[The request] Copy out every line of the listing below without changing anything.
##########
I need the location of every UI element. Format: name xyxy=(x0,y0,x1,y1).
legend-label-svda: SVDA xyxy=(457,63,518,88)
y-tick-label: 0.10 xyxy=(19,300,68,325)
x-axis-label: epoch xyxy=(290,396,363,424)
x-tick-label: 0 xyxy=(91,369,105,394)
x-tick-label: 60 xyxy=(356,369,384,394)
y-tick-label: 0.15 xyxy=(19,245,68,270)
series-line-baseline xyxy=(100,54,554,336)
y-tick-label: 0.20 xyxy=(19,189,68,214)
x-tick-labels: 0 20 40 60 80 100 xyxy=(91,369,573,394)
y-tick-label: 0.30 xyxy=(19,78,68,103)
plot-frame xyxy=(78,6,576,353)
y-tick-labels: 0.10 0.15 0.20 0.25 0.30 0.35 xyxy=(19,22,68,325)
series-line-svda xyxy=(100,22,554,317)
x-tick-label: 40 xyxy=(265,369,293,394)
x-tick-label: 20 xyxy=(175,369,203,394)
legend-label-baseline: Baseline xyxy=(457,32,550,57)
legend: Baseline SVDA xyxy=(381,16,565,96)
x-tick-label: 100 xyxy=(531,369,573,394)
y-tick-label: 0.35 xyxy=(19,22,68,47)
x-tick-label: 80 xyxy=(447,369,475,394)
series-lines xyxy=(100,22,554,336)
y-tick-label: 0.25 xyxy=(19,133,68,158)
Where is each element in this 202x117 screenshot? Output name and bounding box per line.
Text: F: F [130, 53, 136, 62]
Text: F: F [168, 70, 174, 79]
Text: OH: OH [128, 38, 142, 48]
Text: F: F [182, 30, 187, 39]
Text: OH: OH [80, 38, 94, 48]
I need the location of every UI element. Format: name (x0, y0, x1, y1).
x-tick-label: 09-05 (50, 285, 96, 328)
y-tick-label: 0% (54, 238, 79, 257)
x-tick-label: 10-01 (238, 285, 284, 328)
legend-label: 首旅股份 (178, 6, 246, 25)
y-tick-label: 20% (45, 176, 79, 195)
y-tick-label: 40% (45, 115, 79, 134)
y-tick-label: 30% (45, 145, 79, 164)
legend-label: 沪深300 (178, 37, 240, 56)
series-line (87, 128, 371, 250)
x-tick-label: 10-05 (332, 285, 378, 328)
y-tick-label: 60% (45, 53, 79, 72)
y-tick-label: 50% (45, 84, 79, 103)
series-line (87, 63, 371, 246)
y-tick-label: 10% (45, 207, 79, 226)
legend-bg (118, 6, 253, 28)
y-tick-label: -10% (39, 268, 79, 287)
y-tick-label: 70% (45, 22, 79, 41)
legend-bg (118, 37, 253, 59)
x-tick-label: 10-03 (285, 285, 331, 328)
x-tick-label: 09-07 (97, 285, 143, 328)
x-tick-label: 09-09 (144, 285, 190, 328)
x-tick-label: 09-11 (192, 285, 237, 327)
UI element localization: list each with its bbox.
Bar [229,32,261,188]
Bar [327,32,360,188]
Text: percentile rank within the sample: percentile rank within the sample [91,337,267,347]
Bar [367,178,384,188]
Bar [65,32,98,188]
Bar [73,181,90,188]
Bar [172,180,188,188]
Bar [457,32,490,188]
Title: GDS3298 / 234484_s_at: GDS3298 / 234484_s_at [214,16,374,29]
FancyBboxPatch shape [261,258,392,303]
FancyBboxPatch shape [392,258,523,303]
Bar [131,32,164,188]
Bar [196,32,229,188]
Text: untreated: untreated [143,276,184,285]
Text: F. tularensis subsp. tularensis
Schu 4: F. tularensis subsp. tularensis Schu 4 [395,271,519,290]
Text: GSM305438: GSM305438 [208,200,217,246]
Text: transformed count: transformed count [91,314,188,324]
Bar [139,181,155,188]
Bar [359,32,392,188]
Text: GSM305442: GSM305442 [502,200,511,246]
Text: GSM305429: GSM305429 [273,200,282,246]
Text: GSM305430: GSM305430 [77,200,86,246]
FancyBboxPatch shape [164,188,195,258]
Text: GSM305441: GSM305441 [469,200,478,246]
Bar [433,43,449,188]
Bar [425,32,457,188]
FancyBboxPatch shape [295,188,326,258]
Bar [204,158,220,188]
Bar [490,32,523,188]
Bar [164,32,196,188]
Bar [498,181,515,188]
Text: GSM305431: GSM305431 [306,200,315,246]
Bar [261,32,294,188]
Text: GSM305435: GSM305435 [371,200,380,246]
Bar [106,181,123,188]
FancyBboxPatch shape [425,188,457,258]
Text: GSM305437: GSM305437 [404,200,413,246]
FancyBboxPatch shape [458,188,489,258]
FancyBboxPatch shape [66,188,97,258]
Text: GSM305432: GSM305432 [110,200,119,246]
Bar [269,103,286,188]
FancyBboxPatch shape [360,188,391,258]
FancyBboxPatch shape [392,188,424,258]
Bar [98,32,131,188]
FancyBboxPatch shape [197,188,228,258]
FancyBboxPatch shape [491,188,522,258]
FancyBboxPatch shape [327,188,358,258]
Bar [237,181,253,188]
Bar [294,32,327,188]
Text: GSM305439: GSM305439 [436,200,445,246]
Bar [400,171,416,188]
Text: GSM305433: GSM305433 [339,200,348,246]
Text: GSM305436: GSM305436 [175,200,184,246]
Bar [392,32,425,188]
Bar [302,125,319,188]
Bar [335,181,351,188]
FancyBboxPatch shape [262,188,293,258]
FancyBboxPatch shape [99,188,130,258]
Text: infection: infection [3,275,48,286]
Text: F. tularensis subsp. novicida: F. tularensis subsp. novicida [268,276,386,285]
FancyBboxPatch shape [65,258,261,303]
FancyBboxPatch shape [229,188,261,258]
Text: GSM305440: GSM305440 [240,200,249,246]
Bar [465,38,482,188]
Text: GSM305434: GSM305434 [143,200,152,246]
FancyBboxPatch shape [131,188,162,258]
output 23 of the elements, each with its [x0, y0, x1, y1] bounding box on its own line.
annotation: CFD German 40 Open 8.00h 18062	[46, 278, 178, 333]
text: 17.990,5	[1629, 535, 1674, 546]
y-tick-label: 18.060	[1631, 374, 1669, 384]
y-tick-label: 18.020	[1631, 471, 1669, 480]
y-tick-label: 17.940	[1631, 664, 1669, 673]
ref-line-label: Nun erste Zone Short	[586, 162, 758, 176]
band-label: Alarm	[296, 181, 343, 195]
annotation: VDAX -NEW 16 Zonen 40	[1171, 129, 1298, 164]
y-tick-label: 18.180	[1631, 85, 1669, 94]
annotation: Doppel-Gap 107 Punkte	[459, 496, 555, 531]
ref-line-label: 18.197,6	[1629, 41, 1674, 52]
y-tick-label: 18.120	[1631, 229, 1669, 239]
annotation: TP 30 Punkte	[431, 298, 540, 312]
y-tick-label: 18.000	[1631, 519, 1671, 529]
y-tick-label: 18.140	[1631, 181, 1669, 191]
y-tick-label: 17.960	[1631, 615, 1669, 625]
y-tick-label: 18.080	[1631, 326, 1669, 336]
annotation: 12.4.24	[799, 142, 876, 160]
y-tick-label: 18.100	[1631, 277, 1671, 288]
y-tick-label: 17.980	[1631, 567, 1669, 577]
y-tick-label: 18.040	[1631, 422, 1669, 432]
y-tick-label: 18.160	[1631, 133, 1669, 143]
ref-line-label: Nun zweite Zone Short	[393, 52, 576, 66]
##########
[Final result]
I need the location of every UI element. Format: name xyxy=(x0,y0,x1,y1).
legend-label-svda: SVDA xyxy=(457,63,518,88)
y-tick-label: 0.10 xyxy=(19,300,68,325)
x-axis-label: epoch xyxy=(290,396,363,424)
x-tick-label: 0 xyxy=(91,369,105,394)
x-tick-label: 60 xyxy=(356,369,384,394)
y-tick-label: 0.15 xyxy=(19,245,68,270)
series-line-baseline xyxy=(100,54,554,336)
y-tick-label: 0.20 xyxy=(19,189,68,214)
x-tick-labels: 0 20 40 60 80 100 xyxy=(91,369,573,394)
y-tick-label: 0.30 xyxy=(19,78,68,103)
plot-frame xyxy=(78,6,576,353)
y-tick-labels: 0.10 0.15 0.20 0.25 0.30 0.35 xyxy=(19,22,68,325)
series-line-svda xyxy=(100,22,554,317)
x-tick-label: 40 xyxy=(265,369,293,394)
x-tick-label: 20 xyxy=(175,369,203,394)
legend-label-baseline: Baseline xyxy=(457,32,550,57)
legend: Baseline SVDA xyxy=(381,16,565,96)
x-tick-label: 100 xyxy=(531,369,573,394)
y-tick-label: 0.35 xyxy=(19,22,68,47)
x-tick-label: 80 xyxy=(447,369,475,394)
series-lines xyxy=(100,22,554,336)
y-tick-label: 0.25 xyxy=(19,133,68,158)
Where is each element in this 202x117 screenshot? Output name and bounding box per line.
Text: F: F [130, 53, 136, 62]
Text: F: F [168, 70, 174, 79]
Text: OH: OH [128, 38, 142, 48]
Text: F: F [182, 30, 187, 39]
Text: OH: OH [80, 38, 94, 48]
I need the location of every UI element. Format: name (x0, y0, x1, y1).
x-tick-label: 09-05 (50, 285, 96, 328)
y-tick-label: 0% (54, 238, 79, 257)
x-tick-label: 10-01 (238, 285, 284, 328)
legend-label: 首旅股份 (178, 6, 246, 25)
y-tick-label: 20% (45, 176, 79, 195)
y-tick-label: 40% (45, 115, 79, 134)
y-tick-label: 30% (45, 145, 79, 164)
legend-label: 沪深300 (178, 37, 240, 56)
series-line (87, 128, 371, 250)
x-tick-label: 10-05 (332, 285, 378, 328)
y-tick-label: 60% (45, 53, 79, 72)
y-tick-label: 50% (45, 84, 79, 103)
series-line (87, 63, 371, 246)
y-tick-label: 10% (45, 207, 79, 226)
legend-bg (118, 6, 253, 28)
y-tick-label: -10% (39, 268, 79, 287)
y-tick-label: 70% (45, 22, 79, 41)
legend-bg (118, 37, 253, 59)
x-tick-label: 10-03 (285, 285, 331, 328)
x-tick-label: 09-07 (97, 285, 143, 328)
x-tick-label: 09-09 (144, 285, 190, 328)
x-tick-label: 09-11 (192, 285, 237, 327)
UI element localization: list each with its bbox.
Bar [229,32,261,188]
Bar [327,32,360,188]
Text: percentile rank within the sample: percentile rank within the sample [91,337,267,347]
Bar [367,178,384,188]
Bar [65,32,98,188]
Bar [73,181,90,188]
Bar [172,180,188,188]
Bar [457,32,490,188]
Title: GDS3298 / 234484_s_at: GDS3298 / 234484_s_at [214,16,374,29]
FancyBboxPatch shape [261,258,392,303]
FancyBboxPatch shape [392,258,523,303]
Bar [131,32,164,188]
Bar [196,32,229,188]
Text: untreated: untreated [143,276,184,285]
Text: F. tularensis subsp. tularensis
Schu 4: F. tularensis subsp. tularensis Schu 4 [395,271,519,290]
Text: GSM305438: GSM305438 [208,200,217,246]
Text: transformed count: transformed count [91,314,188,324]
Bar [139,181,155,188]
Bar [359,32,392,188]
Text: GSM305442: GSM305442 [502,200,511,246]
Text: GSM305429: GSM305429 [273,200,282,246]
Text: GSM305430: GSM305430 [77,200,86,246]
FancyBboxPatch shape [164,188,195,258]
Text: GSM305441: GSM305441 [469,200,478,246]
Bar [433,43,449,188]
Bar [425,32,457,188]
FancyBboxPatch shape [295,188,326,258]
Bar [204,158,220,188]
Bar [490,32,523,188]
Bar [164,32,196,188]
Bar [498,181,515,188]
Text: GSM305431: GSM305431 [306,200,315,246]
Bar [261,32,294,188]
Text: GSM305435: GSM305435 [371,200,380,246]
Bar [106,181,123,188]
FancyBboxPatch shape [425,188,457,258]
Text: GSM305437: GSM305437 [404,200,413,246]
FancyBboxPatch shape [458,188,489,258]
FancyBboxPatch shape [66,188,97,258]
Text: GSM305432: GSM305432 [110,200,119,246]
Bar [269,103,286,188]
FancyBboxPatch shape [360,188,391,258]
FancyBboxPatch shape [392,188,424,258]
Bar [98,32,131,188]
FancyBboxPatch shape [197,188,228,258]
FancyBboxPatch shape [491,188,522,258]
FancyBboxPatch shape [327,188,358,258]
Bar [237,181,253,188]
Bar [294,32,327,188]
Text: GSM305439: GSM305439 [436,200,445,246]
Bar [400,171,416,188]
Text: GSM305433: GSM305433 [339,200,348,246]
Text: GSM305436: GSM305436 [175,200,184,246]
Bar [392,32,425,188]
Bar [302,125,319,188]
Bar [335,181,351,188]
FancyBboxPatch shape [262,188,293,258]
FancyBboxPatch shape [99,188,130,258]
Text: infection: infection [3,275,48,286]
Text: F. tularensis subsp. novicida: F. tularensis subsp. novicida [268,276,386,285]
FancyBboxPatch shape [65,258,261,303]
FancyBboxPatch shape [229,188,261,258]
Text: GSM305440: GSM305440 [240,200,249,246]
Bar [465,38,482,188]
Text: GSM305434: GSM305434 [143,200,152,246]
FancyBboxPatch shape [131,188,162,258]
output 23 of the elements, each with its [x0, y0, x1, y1] bounding box on its own line.
annotation: CFD German 40 Open 8.00h 18062	[46, 278, 178, 333]
text: 17.990,5	[1629, 535, 1674, 546]
y-tick-label: 18.060	[1631, 374, 1669, 384]
y-tick-label: 18.020	[1631, 471, 1669, 480]
y-tick-label: 17.940	[1631, 664, 1669, 673]
ref-line-label: Nun erste Zone Short	[586, 162, 758, 176]
band-label: Alarm	[296, 181, 343, 195]
annotation: VDAX -NEW 16 Zonen 40	[1171, 129, 1298, 164]
y-tick-label: 18.180	[1631, 85, 1669, 94]
annotation: Doppel-Gap 107 Punkte	[459, 496, 555, 531]
ref-line-label: 18.197,6	[1629, 41, 1674, 52]
y-tick-label: 18.120	[1631, 229, 1669, 239]
annotation: TP 30 Punkte	[431, 298, 540, 312]
y-tick-label: 18.000	[1631, 519, 1671, 529]
y-tick-label: 18.140	[1631, 181, 1669, 191]
y-tick-label: 17.960	[1631, 615, 1669, 625]
y-tick-label: 18.080	[1631, 326, 1669, 336]
annotation: 12.4.24	[799, 142, 876, 160]
y-tick-label: 18.100	[1631, 277, 1671, 288]
y-tick-label: 17.980	[1631, 567, 1669, 577]
y-tick-label: 18.040	[1631, 422, 1669, 432]
y-tick-label: 18.160	[1631, 133, 1669, 143]
ref-line-label: Nun zweite Zone Short	[393, 52, 576, 66]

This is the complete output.